Task brief: Format the material as a JSON list of strings, from its first line through the line containing "text tool icon (709, 756, 723, 772)", with one string per line and any blank lines left out.

##### Input data #####

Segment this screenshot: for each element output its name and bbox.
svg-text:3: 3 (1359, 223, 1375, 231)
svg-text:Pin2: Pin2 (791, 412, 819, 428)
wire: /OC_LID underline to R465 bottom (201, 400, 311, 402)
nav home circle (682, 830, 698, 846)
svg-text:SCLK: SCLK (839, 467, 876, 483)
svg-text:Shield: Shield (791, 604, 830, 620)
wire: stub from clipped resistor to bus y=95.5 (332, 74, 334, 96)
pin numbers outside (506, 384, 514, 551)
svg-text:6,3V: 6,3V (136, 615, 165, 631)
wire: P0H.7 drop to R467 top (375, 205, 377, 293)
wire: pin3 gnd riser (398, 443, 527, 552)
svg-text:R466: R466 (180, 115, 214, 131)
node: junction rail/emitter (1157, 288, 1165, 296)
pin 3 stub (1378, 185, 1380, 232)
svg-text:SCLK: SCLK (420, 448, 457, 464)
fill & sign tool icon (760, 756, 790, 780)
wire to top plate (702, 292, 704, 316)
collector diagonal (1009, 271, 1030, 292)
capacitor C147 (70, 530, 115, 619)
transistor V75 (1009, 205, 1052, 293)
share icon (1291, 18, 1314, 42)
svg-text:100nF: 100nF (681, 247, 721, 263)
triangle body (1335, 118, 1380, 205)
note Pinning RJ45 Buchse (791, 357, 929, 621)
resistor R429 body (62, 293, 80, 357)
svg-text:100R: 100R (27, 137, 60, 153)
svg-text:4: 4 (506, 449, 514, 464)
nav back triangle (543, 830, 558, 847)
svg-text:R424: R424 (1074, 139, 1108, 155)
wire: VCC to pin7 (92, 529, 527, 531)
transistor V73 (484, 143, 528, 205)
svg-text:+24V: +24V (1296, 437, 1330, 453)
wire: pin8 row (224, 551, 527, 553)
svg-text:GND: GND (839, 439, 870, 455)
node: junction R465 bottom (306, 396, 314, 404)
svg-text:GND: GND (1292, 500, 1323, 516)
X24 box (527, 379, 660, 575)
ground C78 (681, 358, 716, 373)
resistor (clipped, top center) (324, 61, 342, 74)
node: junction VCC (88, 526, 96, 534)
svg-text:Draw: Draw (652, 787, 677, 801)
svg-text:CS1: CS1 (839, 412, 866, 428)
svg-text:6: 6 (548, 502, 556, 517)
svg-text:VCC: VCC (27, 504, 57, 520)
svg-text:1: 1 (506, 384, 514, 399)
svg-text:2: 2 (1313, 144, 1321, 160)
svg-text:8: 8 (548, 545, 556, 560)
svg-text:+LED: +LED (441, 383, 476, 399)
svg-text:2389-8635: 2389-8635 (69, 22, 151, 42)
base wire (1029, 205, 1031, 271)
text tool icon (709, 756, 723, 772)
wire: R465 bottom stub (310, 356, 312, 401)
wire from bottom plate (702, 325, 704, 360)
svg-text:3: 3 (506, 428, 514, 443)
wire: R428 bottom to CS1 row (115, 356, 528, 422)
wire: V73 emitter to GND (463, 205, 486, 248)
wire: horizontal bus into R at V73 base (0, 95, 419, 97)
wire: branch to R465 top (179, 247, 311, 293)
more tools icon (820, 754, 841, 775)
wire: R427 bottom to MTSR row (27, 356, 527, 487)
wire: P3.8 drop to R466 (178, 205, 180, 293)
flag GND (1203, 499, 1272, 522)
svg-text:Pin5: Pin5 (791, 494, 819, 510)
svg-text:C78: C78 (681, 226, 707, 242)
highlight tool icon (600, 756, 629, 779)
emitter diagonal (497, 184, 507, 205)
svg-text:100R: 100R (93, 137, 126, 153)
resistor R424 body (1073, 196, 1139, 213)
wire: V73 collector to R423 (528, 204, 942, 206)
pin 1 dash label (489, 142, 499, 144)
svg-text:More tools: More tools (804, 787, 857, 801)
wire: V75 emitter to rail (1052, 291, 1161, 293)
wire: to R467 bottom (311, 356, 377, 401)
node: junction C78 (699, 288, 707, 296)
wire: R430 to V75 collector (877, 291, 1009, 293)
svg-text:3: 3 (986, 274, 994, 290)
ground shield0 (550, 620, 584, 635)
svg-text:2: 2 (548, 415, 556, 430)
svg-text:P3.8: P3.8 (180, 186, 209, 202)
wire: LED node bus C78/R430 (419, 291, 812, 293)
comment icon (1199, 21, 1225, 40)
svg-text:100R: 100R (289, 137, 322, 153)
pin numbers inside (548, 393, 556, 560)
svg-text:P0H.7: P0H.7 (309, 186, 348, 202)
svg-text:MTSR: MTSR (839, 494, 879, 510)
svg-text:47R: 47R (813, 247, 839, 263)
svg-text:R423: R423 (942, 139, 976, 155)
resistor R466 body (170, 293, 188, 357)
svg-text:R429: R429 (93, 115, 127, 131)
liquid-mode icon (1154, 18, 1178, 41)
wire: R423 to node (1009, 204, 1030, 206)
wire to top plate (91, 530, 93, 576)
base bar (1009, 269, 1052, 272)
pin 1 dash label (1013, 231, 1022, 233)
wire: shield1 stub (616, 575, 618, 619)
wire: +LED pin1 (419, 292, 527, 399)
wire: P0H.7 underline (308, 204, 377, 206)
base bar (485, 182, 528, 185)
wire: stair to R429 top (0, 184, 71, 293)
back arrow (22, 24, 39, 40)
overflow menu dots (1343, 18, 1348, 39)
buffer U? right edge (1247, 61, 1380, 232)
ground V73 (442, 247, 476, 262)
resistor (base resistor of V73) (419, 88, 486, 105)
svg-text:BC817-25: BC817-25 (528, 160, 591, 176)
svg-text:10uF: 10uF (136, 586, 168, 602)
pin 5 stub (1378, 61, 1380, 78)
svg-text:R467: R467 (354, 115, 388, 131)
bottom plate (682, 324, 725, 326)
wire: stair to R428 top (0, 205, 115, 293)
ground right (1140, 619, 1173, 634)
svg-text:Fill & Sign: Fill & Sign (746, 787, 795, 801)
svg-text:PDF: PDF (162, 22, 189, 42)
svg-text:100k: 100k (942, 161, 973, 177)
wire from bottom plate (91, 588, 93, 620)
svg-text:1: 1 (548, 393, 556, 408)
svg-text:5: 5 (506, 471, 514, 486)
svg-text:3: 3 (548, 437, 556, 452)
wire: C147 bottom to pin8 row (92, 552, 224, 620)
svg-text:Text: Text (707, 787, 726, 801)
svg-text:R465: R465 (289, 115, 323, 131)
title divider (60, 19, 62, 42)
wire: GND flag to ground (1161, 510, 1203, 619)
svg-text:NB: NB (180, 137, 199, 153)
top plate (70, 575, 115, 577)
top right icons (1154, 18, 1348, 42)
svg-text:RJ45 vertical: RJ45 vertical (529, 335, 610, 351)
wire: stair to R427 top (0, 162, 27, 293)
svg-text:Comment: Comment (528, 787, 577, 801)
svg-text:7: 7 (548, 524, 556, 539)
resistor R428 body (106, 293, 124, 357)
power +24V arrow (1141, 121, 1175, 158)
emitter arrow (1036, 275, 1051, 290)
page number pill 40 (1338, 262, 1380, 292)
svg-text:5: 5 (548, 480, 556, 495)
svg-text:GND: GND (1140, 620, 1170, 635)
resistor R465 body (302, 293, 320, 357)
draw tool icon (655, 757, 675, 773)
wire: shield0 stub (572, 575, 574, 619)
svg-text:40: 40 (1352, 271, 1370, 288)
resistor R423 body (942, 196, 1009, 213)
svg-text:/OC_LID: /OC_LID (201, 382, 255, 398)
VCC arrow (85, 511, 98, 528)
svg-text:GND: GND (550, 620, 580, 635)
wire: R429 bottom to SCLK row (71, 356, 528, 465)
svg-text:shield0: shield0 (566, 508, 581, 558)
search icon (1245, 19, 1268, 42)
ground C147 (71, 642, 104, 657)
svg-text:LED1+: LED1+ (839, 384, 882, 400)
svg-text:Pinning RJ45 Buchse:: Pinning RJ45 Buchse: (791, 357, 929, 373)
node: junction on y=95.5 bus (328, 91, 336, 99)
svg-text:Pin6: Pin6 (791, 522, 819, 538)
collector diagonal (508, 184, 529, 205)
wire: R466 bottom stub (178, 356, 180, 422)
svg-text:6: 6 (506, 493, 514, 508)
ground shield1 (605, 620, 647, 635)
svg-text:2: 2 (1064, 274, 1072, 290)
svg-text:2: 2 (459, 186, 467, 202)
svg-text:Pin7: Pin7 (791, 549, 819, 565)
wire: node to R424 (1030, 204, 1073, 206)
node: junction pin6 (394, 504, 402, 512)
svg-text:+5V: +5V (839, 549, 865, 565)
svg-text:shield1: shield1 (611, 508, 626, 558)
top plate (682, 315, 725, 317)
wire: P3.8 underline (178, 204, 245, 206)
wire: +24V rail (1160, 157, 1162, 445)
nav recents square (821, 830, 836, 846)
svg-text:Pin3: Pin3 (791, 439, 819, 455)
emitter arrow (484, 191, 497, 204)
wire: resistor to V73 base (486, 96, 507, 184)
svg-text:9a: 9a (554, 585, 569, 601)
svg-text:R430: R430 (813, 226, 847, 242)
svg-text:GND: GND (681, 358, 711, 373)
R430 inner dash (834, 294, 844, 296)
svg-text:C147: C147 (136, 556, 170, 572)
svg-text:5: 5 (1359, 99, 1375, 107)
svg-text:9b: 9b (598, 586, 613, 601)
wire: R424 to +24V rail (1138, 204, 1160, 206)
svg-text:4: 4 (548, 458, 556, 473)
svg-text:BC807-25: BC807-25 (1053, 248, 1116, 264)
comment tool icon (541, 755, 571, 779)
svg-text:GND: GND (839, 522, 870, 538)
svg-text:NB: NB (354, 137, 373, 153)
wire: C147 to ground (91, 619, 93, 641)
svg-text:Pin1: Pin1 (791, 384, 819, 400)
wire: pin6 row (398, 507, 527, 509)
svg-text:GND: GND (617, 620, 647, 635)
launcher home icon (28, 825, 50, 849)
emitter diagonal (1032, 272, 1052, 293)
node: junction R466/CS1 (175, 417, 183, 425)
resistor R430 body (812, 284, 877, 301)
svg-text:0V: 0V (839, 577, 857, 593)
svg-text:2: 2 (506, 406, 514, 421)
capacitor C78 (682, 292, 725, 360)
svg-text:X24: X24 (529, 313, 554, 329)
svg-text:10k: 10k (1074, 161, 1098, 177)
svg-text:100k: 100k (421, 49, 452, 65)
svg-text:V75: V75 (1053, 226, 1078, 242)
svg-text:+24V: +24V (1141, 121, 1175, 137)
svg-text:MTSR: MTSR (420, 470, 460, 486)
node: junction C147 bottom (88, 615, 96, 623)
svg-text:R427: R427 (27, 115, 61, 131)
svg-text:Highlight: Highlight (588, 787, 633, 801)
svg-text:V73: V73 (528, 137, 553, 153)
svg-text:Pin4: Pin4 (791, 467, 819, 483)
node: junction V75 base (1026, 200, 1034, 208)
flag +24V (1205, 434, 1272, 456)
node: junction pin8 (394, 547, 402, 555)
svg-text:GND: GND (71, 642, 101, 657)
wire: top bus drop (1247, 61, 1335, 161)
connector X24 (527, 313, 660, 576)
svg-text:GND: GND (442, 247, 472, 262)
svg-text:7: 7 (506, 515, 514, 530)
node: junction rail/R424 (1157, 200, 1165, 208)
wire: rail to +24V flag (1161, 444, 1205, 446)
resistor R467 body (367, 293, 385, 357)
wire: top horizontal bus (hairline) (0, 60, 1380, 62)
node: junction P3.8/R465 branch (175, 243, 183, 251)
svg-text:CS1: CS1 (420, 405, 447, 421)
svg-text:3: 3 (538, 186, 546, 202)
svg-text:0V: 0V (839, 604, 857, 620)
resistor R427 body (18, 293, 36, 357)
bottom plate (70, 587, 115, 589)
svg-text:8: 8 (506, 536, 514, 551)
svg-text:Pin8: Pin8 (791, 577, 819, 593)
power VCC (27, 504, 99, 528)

#####

Correct answer:
[
  "Segment this screenshot: for each element output its name and bbox.",
  "svg-text:3: 3 (1359, 223, 1375, 231)",
  "svg-text:Pin2: Pin2 (791, 412, 819, 428)",
  "wire: /OC_LID underline to R465 bottom (201, 400, 311, 402)",
  "nav home circle (682, 830, 698, 846)",
  "svg-text:SCLK: SCLK (839, 467, 876, 483)",
  "svg-text:Shield: Shield (791, 604, 830, 620)",
  "wire: stub from clipped resistor to bus y=95.5 (332, 74, 334, 96)",
  "pin numbers outside (506, 384, 514, 551)",
  "svg-text:6,3V: 6,3V (136, 615, 165, 631)",
  "wire: P0H.7 drop to R467 top (375, 205, 377, 293)",
  "wire: pin3 gnd riser (398, 443, 527, 552)",
  "svg-text:R466: R466 (180, 115, 214, 131)",
  "node: junction rail/emitter (1157, 288, 1165, 296)",
  "pin 3 stub (1378, 185, 1380, 232)",
  "svg-text:SCLK: SCLK (420, 448, 457, 464)",
  "fill & sign tool icon (760, 756, 790, 780)",
  "wire to top plate (702, 292, 704, 316)",
  "collector diagonal (1009, 271, 1030, 292)",
  "capacitor C147 (70, 530, 115, 619)",
  "transistor V75 (1009, 205, 1052, 293)",
  "share icon (1291, 18, 1314, 42)",
  "svg-text:100nF: 100nF (681, 247, 721, 263)",
  "triangle body (1335, 118, 1380, 205)",
  "note Pinning RJ45 Buchse (791, 357, 929, 621)",
  "resistor R429 body (62, 293, 80, 357)",
  "svg-text:100R: 100R (27, 137, 60, 153)",
  "svg-text:4: 4 (506, 449, 514, 464)",
  "nav back triangle (543, 830, 558, 847)",
  "svg-text:R424: R424 (1074, 139, 1108, 155)",
  "wire: VCC to pin7 (92, 529, 527, 531)",
  "transistor V73 (484, 143, 528, 205)",
  "svg-text:+24V: +24V (1296, 437, 1330, 453)",
  "wire: pin8 row (224, 551, 527, 553)",
  "svg-text:GND: GND (839, 439, 870, 455)",
  "node: junction R465 bottom (306, 396, 314, 404)",
  "svg-text:GND: GND (1292, 500, 1323, 516)",
  "X24 box (527, 379, 660, 575)",
  "ground C78 (681, 358, 716, 373)",
  "resistor (clipped, top center) (324, 61, 342, 74)",
  "node: junction VCC (88, 526, 96, 534)",
  "svg-text:Draw: Draw (652, 787, 677, 801)",
  "svg-text:CS1: CS1 (839, 412, 866, 428)",
  "svg-text:6: 6 (548, 502, 556, 517)",
  "svg-text:VCC: VCC (27, 504, 57, 520)",
  "svg-text:1: 1 (506, 384, 514, 399)",
  "svg-text:2: 2 (1313, 144, 1321, 160)",
  "svg-text:8: 8 (548, 545, 556, 560)",
  "svg-text:+LED: +LED (441, 383, 476, 399)",
  "svg-text:2389-8635: 2389-8635 (69, 22, 151, 42)",
  "base wire (1029, 205, 1031, 271)",
  "text tool icon (709, 756, 723, 772)"
]